*Entries shown*
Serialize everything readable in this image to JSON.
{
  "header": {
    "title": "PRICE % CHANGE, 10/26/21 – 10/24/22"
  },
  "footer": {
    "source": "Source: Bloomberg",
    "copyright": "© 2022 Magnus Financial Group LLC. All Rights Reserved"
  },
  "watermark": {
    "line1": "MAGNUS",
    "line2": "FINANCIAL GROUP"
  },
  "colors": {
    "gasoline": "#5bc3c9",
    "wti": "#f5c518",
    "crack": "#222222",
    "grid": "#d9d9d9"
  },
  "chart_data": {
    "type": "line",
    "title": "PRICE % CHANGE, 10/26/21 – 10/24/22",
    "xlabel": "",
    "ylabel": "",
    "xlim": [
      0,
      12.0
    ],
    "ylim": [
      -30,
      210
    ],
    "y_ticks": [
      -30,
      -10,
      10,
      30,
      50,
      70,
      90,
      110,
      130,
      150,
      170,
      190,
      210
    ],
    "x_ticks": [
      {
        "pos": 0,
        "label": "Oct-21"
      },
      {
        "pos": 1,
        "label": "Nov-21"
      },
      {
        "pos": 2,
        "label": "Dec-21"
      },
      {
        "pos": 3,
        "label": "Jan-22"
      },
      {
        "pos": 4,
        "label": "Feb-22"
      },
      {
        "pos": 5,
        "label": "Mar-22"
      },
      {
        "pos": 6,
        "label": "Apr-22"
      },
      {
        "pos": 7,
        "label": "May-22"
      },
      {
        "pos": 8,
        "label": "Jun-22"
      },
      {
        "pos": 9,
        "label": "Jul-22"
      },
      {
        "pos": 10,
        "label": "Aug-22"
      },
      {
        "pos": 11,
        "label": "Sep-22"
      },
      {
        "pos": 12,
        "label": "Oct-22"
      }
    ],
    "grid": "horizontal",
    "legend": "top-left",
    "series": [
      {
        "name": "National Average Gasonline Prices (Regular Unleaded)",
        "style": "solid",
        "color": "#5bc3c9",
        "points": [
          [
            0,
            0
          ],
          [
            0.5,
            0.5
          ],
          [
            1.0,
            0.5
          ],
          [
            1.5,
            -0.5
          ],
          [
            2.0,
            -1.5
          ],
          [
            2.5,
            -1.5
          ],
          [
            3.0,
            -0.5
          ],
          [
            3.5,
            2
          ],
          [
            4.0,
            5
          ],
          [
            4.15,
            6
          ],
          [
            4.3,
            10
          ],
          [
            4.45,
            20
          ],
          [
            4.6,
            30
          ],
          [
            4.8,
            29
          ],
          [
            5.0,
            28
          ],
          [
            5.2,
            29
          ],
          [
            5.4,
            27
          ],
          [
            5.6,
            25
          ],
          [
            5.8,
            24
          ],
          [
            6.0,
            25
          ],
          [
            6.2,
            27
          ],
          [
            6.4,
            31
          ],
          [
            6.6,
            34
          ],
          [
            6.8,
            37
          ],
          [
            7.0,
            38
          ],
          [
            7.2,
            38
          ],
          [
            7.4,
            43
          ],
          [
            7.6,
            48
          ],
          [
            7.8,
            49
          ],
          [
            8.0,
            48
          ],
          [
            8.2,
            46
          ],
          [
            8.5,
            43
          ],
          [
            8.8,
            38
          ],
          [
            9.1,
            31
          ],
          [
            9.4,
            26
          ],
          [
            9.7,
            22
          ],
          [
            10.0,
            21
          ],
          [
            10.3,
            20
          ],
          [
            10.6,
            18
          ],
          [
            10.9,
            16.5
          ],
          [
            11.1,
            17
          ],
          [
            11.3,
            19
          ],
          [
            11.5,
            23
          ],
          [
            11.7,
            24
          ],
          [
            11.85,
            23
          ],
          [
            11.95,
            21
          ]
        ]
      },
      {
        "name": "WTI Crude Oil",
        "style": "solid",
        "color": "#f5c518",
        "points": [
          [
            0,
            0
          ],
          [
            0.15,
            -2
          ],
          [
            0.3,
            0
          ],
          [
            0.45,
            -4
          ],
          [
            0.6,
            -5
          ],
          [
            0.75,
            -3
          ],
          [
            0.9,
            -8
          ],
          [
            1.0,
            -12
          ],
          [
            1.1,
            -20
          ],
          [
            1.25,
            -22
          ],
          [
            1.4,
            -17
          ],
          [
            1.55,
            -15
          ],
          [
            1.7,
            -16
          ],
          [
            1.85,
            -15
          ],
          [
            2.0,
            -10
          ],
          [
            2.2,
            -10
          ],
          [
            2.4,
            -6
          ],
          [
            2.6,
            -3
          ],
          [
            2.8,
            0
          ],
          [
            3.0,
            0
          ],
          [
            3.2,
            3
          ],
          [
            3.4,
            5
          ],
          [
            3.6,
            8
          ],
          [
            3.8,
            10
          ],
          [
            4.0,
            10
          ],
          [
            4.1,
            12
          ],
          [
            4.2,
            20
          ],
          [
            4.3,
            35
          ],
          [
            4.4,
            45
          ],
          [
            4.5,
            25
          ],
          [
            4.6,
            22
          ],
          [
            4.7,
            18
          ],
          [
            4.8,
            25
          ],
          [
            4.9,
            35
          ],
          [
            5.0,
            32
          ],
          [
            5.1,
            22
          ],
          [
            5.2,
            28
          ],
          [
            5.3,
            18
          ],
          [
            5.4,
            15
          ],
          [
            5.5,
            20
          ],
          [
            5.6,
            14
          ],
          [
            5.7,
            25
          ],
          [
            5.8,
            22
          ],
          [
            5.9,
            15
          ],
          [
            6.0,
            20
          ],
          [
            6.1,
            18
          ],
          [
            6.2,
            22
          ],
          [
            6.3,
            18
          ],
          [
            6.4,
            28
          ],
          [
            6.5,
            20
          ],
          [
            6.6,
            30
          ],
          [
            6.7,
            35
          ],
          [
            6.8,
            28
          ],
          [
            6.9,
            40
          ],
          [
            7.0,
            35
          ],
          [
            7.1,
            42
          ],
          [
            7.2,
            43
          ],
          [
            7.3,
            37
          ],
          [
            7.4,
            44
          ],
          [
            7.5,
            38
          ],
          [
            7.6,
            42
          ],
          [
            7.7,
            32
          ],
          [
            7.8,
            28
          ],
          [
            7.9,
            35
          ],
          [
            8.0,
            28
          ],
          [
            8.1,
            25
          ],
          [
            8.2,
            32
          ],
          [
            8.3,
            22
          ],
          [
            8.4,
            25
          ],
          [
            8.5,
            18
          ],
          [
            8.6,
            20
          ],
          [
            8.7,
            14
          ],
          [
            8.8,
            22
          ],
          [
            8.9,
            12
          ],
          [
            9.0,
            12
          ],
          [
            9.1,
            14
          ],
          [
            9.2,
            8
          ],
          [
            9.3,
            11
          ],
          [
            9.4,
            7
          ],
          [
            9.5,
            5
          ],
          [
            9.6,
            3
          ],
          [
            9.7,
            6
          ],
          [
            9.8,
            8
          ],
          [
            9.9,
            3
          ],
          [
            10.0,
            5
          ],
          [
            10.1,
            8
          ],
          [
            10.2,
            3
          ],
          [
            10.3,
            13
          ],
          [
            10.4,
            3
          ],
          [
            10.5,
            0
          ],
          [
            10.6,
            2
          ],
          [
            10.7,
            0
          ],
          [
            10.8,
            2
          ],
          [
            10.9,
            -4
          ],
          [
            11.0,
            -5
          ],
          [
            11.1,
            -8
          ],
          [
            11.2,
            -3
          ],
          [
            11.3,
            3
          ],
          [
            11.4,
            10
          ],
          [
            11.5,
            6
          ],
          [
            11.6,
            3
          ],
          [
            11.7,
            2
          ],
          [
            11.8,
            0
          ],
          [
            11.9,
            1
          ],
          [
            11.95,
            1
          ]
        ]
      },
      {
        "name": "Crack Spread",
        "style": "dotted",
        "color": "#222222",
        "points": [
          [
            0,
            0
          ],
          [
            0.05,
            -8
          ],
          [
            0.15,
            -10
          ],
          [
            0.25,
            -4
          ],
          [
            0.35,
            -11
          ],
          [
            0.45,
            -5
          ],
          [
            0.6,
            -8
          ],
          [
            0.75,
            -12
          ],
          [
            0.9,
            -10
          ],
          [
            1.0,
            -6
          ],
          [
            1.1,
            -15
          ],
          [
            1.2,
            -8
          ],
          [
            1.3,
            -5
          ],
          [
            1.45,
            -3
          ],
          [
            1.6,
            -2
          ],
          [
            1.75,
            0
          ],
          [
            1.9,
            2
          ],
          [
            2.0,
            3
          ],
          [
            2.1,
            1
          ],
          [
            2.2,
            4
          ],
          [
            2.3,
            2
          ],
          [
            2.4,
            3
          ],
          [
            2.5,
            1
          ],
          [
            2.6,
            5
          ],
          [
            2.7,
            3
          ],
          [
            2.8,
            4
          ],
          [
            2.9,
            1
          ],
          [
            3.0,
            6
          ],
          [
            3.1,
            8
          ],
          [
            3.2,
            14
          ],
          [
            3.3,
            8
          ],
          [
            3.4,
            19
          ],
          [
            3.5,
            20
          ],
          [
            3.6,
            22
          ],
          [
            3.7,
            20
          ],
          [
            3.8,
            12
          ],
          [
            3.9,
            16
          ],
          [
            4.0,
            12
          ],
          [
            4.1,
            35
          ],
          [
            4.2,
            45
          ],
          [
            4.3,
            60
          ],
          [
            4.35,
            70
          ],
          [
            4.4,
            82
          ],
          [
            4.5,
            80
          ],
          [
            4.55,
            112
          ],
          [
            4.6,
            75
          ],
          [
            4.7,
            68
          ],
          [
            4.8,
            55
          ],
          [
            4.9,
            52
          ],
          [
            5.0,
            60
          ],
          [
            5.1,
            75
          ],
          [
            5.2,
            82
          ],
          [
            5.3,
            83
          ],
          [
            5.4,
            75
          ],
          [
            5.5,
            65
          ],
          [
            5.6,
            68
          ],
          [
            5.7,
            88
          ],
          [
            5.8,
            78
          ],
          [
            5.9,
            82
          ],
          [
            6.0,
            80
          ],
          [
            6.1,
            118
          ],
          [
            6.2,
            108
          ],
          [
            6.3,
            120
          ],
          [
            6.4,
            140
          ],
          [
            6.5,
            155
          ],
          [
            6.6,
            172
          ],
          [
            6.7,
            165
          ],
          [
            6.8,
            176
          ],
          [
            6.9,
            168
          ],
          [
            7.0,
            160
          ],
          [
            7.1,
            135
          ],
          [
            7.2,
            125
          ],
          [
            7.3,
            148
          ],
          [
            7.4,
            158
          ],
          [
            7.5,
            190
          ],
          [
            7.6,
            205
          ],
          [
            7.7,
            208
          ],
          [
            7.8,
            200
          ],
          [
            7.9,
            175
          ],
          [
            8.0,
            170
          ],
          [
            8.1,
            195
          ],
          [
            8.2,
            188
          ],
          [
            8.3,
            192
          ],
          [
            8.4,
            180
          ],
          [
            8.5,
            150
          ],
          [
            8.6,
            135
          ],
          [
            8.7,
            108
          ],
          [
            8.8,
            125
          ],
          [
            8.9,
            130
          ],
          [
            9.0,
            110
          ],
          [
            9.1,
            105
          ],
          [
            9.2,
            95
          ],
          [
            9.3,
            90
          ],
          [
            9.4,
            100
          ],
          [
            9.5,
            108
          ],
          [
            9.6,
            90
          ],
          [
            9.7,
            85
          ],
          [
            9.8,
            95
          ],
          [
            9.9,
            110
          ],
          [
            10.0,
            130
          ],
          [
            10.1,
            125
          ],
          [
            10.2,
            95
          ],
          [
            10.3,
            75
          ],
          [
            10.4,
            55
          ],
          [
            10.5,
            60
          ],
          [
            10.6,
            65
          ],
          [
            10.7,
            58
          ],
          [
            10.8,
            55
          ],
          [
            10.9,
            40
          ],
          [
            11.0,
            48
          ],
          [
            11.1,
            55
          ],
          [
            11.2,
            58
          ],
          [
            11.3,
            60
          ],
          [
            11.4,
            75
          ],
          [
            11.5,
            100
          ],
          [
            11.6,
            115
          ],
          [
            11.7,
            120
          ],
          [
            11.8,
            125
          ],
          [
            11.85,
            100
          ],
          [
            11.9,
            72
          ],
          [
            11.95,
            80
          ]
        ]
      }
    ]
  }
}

*Task instructions*
Filter the entries above down to the lines containing the word "name".

*Completed exercise*
        "name": "National Average Gasonline Prices (Regular Unleaded)",
        "name": "WTI Crude Oil",
        "name": "Crack Spread",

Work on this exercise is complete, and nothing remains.